Data records:
.....

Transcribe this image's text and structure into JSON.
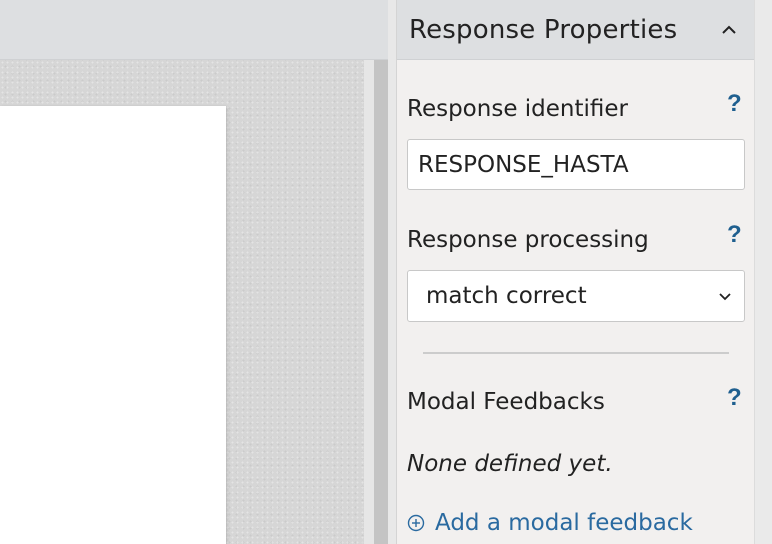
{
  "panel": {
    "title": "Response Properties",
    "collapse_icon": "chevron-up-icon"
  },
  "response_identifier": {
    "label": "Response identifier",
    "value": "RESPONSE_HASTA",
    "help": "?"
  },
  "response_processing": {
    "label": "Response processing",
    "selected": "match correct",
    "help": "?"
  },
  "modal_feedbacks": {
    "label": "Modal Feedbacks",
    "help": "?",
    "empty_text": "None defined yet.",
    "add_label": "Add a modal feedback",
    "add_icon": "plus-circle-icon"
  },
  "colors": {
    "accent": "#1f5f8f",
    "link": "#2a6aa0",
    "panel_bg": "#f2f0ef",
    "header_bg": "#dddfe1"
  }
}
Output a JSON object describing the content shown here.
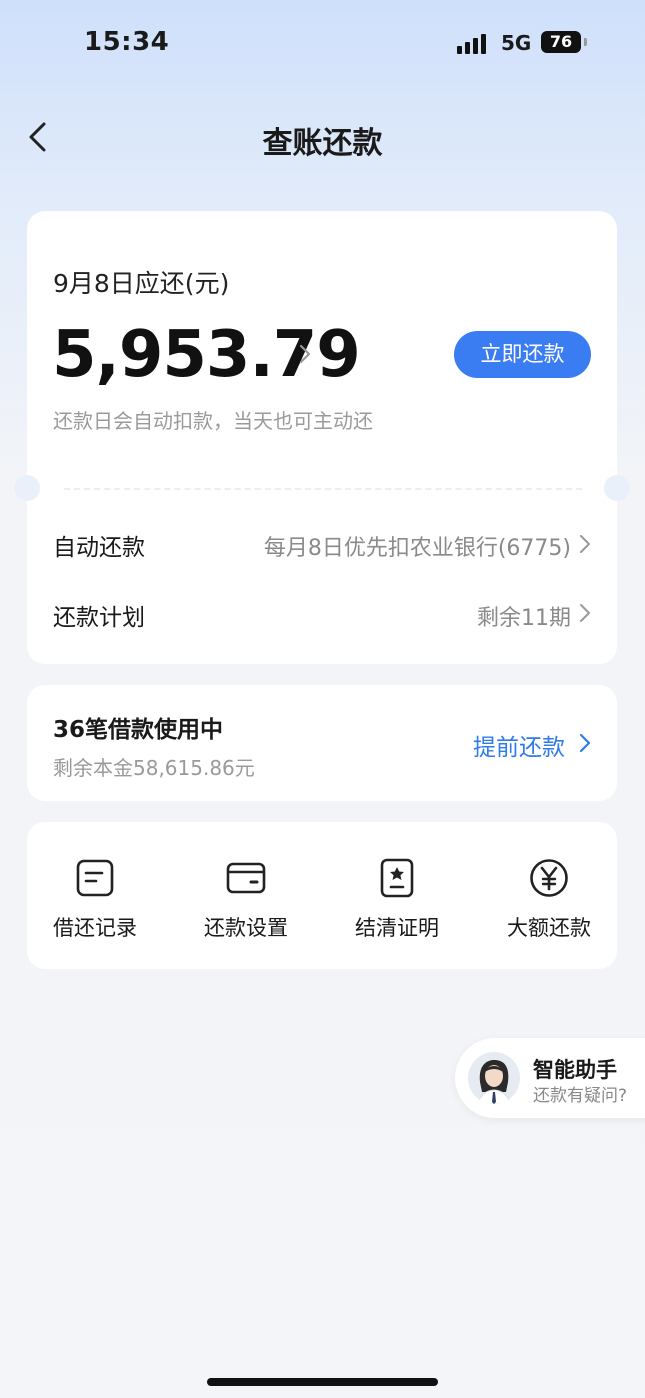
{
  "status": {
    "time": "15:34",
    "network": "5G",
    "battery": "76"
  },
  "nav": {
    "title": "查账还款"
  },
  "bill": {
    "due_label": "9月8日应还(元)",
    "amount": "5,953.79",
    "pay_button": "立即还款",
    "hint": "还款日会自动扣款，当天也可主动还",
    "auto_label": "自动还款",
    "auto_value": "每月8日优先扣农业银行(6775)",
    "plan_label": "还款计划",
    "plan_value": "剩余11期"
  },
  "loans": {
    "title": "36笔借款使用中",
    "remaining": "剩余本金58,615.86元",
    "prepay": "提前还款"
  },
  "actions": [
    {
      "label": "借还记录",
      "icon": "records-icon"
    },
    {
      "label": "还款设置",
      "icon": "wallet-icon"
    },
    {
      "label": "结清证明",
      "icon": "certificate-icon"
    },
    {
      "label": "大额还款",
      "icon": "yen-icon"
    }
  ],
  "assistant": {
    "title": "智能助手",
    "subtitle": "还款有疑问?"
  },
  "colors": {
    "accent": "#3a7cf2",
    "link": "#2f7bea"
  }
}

.....

Each line above is to be copied verbatim. Drop any image from the copy.

== Result of this task ==
Transcribe this image's text and structure into JSON.
{
  "panel": {
    "title": "Response Properties",
    "collapse_icon": "chevron-up-icon"
  },
  "response_identifier": {
    "label": "Response identifier",
    "value": "RESPONSE_HASTA",
    "help": "?"
  },
  "response_processing": {
    "label": "Response processing",
    "selected": "match correct",
    "help": "?"
  },
  "modal_feedbacks": {
    "label": "Modal Feedbacks",
    "help": "?",
    "empty_text": "None defined yet.",
    "add_label": "Add a modal feedback",
    "add_icon": "plus-circle-icon"
  },
  "colors": {
    "accent": "#1f5f8f",
    "link": "#2a6aa0",
    "panel_bg": "#f2f0ef",
    "header_bg": "#dddfe1"
  }
}
Output a JSON object describing the content shown here.
{
  "status": {
    "time": "15:34",
    "network": "5G",
    "battery": "76"
  },
  "nav": {
    "title": "查账还款"
  },
  "bill": {
    "due_label": "9月8日应还(元)",
    "amount": "5,953.79",
    "pay_button": "立即还款",
    "hint": "还款日会自动扣款，当天也可主动还",
    "auto_label": "自动还款",
    "auto_value": "每月8日优先扣农业银行(6775)",
    "plan_label": "还款计划",
    "plan_value": "剩余11期"
  },
  "loans": {
    "title": "36笔借款使用中",
    "remaining": "剩余本金58,615.86元",
    "prepay": "提前还款"
  },
  "actions": [
    {
      "label": "借还记录",
      "icon": "records-icon"
    },
    {
      "label": "还款设置",
      "icon": "wallet-icon"
    },
    {
      "label": "结清证明",
      "icon": "certificate-icon"
    },
    {
      "label": "大额还款",
      "icon": "yen-icon"
    }
  ],
  "assistant": {
    "title": "智能助手",
    "subtitle": "还款有疑问?"
  },
  "colors": {
    "accent": "#3a7cf2",
    "link": "#2f7bea"
  }
}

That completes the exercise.